→ **Aim**:
From the listing below, extract every line in which the word "BINANCE" appears.

Collected data
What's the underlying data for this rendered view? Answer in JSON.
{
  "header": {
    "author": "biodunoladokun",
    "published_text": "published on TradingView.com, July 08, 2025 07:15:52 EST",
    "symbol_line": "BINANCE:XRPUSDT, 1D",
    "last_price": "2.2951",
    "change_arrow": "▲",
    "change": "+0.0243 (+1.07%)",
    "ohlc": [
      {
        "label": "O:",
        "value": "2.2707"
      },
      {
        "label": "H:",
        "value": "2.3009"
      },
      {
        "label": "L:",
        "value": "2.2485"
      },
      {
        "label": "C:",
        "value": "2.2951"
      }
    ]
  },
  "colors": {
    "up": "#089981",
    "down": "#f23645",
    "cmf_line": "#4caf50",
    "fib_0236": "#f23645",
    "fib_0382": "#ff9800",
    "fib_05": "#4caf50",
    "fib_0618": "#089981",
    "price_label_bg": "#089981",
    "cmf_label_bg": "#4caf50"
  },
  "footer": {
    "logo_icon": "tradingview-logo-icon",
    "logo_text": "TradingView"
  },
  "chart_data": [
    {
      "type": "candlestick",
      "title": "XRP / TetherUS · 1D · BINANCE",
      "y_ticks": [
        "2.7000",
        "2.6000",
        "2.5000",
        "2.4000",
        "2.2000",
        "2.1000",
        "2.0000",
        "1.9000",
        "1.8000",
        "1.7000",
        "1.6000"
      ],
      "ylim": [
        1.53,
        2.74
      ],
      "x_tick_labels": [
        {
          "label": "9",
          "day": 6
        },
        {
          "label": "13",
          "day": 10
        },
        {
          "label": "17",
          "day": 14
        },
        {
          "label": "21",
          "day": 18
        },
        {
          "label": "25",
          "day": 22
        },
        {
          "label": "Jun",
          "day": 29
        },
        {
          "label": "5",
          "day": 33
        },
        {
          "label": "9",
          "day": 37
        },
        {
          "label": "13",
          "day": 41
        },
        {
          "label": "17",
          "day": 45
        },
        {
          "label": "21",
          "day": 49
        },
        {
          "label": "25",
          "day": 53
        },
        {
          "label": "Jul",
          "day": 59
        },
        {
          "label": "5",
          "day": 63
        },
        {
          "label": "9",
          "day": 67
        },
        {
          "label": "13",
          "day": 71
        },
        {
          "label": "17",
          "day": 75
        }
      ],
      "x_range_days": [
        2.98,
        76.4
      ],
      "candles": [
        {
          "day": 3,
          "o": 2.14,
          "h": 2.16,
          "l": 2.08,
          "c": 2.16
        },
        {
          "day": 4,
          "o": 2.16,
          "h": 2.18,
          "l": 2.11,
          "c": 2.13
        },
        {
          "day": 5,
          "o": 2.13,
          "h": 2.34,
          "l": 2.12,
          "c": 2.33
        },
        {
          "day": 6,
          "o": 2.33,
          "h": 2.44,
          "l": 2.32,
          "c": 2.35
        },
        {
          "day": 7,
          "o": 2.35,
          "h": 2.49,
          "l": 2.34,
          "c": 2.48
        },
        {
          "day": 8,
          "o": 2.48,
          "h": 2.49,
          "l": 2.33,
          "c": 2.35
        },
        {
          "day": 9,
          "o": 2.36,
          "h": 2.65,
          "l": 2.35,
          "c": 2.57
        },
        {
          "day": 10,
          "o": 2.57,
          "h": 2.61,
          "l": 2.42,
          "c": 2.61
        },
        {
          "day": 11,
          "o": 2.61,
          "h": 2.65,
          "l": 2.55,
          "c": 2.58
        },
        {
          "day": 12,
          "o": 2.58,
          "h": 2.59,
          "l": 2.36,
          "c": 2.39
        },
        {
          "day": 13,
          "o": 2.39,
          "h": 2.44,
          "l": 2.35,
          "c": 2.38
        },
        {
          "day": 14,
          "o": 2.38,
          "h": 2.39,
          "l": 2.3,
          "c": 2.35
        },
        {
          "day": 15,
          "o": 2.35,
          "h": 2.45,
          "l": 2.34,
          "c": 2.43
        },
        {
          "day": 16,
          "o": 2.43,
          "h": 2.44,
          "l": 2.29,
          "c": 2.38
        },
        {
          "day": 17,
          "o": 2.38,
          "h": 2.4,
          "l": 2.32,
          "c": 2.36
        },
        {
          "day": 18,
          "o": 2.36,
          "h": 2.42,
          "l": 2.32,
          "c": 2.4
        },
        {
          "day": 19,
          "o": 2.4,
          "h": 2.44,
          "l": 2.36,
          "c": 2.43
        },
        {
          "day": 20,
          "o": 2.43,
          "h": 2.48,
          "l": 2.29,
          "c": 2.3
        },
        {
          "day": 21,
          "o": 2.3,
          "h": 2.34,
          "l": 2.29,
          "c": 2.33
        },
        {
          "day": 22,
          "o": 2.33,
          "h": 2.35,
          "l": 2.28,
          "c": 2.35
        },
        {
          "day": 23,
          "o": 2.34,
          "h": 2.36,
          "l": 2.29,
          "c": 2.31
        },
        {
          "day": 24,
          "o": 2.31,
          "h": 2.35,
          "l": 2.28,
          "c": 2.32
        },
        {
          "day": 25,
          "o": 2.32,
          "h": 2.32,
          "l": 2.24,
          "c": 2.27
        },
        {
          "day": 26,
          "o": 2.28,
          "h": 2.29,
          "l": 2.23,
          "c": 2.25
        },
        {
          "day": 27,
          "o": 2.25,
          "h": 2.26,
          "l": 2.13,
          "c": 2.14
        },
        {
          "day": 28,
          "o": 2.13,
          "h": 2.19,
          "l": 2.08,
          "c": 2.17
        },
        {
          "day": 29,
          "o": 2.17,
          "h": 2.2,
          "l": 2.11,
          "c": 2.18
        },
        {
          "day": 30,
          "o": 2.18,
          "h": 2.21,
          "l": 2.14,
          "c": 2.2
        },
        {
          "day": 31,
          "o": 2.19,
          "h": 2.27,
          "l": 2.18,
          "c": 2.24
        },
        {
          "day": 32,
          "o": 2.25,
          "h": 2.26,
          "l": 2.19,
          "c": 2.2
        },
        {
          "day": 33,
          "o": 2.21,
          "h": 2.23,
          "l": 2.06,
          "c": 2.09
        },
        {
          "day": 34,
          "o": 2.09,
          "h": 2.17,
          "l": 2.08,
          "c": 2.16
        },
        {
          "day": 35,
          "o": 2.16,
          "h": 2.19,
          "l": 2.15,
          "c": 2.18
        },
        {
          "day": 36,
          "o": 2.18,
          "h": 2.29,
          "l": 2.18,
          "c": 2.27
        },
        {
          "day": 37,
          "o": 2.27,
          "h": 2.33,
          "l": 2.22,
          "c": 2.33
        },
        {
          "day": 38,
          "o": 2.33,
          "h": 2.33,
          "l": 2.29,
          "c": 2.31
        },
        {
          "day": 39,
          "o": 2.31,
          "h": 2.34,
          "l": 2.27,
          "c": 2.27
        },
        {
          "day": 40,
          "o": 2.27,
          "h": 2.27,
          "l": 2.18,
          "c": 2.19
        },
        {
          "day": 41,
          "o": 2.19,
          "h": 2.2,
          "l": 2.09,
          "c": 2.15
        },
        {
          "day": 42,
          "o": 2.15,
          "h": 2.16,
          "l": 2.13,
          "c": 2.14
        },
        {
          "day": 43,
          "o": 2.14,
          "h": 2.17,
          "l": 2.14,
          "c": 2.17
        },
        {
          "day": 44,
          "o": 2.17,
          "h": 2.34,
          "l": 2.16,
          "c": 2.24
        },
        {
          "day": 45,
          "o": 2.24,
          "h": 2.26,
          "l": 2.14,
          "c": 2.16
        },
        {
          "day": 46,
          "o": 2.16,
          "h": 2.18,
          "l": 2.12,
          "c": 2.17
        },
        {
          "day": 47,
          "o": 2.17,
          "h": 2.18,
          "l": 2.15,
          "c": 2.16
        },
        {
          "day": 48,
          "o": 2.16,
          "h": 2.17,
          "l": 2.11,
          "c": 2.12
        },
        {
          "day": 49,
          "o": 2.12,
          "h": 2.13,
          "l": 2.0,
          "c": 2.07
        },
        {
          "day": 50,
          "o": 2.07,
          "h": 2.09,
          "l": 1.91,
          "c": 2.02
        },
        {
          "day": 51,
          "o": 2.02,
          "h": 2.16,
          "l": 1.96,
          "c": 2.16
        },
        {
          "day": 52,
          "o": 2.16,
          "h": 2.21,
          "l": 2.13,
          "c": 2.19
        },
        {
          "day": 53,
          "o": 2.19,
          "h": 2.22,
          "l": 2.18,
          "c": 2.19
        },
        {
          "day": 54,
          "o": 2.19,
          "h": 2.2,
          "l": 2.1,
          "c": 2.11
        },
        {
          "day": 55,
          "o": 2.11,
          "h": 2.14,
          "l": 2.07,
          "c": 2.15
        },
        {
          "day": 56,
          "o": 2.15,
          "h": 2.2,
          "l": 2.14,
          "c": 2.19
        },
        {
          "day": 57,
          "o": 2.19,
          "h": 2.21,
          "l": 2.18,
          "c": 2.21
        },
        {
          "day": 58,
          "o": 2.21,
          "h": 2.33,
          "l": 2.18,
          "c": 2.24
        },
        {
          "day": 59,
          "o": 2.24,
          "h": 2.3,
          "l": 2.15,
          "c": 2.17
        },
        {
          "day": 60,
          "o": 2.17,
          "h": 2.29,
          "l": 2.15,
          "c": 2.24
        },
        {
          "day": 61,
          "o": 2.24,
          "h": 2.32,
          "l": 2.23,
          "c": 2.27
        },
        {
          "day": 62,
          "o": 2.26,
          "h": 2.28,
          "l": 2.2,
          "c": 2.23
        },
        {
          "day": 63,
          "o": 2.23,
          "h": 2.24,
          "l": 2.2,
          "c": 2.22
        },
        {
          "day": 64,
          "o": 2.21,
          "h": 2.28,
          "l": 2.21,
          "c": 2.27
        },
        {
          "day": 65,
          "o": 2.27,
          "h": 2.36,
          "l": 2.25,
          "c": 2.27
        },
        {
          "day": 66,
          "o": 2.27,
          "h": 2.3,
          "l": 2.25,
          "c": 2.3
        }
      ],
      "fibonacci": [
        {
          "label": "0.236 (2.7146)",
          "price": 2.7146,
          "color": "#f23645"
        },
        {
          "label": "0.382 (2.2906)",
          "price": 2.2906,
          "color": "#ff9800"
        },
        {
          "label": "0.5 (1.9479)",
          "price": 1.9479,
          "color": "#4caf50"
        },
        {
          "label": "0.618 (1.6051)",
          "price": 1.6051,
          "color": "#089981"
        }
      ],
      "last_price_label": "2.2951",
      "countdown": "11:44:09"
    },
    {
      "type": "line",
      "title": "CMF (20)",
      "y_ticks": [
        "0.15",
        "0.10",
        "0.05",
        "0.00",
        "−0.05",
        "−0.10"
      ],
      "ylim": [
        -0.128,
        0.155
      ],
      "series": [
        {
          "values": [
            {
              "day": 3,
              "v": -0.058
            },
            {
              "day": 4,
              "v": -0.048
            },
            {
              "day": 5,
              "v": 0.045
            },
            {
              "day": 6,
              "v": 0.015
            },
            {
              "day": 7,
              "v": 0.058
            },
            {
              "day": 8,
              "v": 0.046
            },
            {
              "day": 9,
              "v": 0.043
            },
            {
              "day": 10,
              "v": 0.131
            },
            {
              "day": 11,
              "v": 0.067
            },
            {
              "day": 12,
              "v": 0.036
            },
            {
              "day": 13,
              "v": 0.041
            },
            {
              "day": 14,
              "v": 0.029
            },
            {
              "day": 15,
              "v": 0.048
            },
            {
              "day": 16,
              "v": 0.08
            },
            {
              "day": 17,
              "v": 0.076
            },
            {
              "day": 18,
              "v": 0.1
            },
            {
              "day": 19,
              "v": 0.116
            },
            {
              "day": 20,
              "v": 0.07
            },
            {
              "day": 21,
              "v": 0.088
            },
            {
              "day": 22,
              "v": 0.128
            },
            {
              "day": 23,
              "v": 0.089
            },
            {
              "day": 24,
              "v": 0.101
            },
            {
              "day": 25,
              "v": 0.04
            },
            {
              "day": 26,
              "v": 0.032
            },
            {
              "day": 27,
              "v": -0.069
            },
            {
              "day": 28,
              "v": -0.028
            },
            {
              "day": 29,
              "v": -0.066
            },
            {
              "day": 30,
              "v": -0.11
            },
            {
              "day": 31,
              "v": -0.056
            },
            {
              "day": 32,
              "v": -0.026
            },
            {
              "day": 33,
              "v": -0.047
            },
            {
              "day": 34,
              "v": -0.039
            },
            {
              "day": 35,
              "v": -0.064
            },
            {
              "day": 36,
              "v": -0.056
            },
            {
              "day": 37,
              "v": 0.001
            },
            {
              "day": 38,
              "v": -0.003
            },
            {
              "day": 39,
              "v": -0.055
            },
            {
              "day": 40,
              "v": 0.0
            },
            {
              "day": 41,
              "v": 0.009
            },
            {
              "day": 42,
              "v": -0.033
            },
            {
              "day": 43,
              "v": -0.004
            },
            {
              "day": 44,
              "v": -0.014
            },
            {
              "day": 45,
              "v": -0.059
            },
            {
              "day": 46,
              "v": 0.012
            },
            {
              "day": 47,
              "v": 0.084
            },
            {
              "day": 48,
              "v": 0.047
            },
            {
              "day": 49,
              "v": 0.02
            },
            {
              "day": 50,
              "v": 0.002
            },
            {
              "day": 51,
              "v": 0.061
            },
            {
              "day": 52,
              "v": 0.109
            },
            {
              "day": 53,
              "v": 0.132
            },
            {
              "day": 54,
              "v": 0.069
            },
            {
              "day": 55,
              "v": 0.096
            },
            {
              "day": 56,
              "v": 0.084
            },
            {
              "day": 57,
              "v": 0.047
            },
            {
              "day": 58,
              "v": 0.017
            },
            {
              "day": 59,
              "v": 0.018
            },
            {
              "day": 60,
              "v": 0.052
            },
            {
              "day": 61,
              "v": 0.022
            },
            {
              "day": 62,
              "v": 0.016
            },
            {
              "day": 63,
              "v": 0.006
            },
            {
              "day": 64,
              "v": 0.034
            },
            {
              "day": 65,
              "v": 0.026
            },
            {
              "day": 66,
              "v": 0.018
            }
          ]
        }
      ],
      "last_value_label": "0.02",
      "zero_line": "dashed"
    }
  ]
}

→ **Task output**:
    "symbol_line": "BINANCE:XRPUSDT, 1D",
      "title": "XRP / TetherUS · 1D · BINANCE",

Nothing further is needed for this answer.